Look through the listing below and give the number of lines that hold "value". Say nothing more.
-- -- --
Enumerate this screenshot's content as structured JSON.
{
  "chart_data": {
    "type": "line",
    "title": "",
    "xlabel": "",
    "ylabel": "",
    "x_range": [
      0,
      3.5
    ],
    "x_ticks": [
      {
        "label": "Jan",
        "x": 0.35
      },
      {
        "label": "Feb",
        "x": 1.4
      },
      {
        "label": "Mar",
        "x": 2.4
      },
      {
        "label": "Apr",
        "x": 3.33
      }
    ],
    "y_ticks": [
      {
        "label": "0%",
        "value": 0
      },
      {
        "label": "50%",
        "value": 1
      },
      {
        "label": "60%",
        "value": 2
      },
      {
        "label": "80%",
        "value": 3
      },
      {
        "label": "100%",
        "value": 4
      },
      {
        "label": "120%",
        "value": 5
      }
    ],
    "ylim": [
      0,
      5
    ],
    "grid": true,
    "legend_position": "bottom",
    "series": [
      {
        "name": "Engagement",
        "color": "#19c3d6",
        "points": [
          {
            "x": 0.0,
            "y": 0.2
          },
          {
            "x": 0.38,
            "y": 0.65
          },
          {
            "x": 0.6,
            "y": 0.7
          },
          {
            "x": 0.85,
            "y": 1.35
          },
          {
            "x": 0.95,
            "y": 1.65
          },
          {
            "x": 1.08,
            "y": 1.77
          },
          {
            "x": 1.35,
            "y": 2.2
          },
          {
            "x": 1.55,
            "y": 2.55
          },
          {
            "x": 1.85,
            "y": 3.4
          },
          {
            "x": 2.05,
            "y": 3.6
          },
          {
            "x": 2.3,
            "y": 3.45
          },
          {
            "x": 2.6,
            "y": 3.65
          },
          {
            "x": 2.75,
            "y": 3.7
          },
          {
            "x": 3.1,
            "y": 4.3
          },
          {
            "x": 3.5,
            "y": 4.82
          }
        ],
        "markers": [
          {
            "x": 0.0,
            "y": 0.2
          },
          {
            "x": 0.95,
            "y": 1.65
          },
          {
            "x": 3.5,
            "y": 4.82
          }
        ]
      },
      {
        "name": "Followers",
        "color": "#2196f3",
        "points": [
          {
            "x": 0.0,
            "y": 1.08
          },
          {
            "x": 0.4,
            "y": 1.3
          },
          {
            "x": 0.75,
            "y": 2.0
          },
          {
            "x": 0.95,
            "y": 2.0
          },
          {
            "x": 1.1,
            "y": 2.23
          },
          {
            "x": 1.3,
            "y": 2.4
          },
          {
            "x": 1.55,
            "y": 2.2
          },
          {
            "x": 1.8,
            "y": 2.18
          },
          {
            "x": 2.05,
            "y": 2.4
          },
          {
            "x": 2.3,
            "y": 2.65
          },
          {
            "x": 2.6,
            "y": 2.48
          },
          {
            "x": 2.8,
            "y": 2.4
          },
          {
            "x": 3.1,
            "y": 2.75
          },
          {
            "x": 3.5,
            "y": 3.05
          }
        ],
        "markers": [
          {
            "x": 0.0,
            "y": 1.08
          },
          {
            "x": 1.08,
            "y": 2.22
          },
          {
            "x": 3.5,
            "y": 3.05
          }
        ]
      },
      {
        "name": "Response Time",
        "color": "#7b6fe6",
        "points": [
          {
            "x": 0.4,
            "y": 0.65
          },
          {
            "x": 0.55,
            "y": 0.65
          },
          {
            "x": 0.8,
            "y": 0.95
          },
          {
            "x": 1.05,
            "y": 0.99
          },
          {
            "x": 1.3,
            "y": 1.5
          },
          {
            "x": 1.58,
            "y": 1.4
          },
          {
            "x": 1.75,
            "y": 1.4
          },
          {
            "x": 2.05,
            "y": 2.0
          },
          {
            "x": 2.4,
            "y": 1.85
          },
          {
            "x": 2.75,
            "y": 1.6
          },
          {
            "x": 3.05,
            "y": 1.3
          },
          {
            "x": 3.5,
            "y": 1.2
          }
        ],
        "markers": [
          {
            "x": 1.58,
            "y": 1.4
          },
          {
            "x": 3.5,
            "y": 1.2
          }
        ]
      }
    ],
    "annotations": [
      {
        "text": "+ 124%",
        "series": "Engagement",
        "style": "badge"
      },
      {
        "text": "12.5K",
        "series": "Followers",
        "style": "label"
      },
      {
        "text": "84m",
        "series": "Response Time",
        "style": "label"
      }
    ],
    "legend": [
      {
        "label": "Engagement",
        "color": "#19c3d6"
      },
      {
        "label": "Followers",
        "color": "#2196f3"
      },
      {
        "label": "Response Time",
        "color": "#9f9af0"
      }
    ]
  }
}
-- -- --
◆ **OUTPUT BELOW**
6